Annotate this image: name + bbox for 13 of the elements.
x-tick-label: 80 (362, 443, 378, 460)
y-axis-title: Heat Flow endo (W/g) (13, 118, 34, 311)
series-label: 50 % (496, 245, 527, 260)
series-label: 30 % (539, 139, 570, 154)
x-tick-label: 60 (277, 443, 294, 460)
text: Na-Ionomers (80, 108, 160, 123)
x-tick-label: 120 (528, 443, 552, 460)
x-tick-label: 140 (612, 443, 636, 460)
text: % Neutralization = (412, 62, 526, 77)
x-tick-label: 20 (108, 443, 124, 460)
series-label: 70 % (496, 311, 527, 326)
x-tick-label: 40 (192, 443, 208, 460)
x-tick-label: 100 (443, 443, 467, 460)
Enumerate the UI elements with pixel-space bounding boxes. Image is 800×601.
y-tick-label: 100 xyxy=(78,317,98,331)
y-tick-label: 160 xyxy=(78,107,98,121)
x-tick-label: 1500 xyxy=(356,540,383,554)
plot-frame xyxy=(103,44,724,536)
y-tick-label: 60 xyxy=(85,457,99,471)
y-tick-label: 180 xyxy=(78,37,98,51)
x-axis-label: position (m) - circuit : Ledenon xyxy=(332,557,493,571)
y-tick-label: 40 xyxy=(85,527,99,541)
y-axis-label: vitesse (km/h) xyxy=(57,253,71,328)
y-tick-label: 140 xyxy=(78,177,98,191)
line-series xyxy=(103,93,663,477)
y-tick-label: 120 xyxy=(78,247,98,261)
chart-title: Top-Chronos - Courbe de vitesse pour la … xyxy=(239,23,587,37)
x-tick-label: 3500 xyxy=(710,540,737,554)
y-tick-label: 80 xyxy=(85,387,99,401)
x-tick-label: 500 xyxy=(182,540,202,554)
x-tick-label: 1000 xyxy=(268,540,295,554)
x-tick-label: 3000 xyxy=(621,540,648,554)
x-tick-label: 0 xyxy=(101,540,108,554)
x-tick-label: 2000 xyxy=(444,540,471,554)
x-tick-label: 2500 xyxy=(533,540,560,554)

--------------------------------------------------

• [Given instruction]: Copy every one of the rows above word for word, keeping their order.

• [Response for this exercise]:
Annotate this image: name + bbox for 13 of the elements.
x-tick-label: 80 (362, 443, 378, 460)
y-axis-title: Heat Flow endo (W/g) (13, 118, 34, 311)
series-label: 50 % (496, 245, 527, 260)
series-label: 30 % (539, 139, 570, 154)
x-tick-label: 60 (277, 443, 294, 460)
text: Na-Ionomers (80, 108, 160, 123)
x-tick-label: 120 (528, 443, 552, 460)
x-tick-label: 140 (612, 443, 636, 460)
text: % Neutralization = (412, 62, 526, 77)
x-tick-label: 20 (108, 443, 124, 460)
series-label: 70 % (496, 311, 527, 326)
x-tick-label: 40 (192, 443, 208, 460)
x-tick-label: 100 (443, 443, 467, 460)
Enumerate the UI elements with pixel-space bounding boxes. Image is 800×601.
y-tick-label: 100 xyxy=(78,317,98,331)
y-tick-label: 160 xyxy=(78,107,98,121)
x-tick-label: 1500 xyxy=(356,540,383,554)
plot-frame xyxy=(103,44,724,536)
y-tick-label: 60 xyxy=(85,457,99,471)
y-tick-label: 180 xyxy=(78,37,98,51)
x-axis-label: position (m) - circuit : Ledenon xyxy=(332,557,493,571)
y-tick-label: 40 xyxy=(85,527,99,541)
y-axis-label: vitesse (km/h) xyxy=(57,253,71,328)
y-tick-label: 140 xyxy=(78,177,98,191)
line-series xyxy=(103,93,663,477)
y-tick-label: 120 xyxy=(78,247,98,261)
chart-title: Top-Chronos - Courbe de vitesse pour la … xyxy=(239,23,587,37)
x-tick-label: 3500 xyxy=(710,540,737,554)
y-tick-label: 80 xyxy=(85,387,99,401)
x-tick-label: 500 xyxy=(182,540,202,554)
x-tick-label: 1000 xyxy=(268,540,295,554)
x-tick-label: 3000 xyxy=(621,540,648,554)
x-tick-label: 0 xyxy=(101,540,108,554)
x-tick-label: 2000 xyxy=(444,540,471,554)
x-tick-label: 2500 xyxy=(533,540,560,554)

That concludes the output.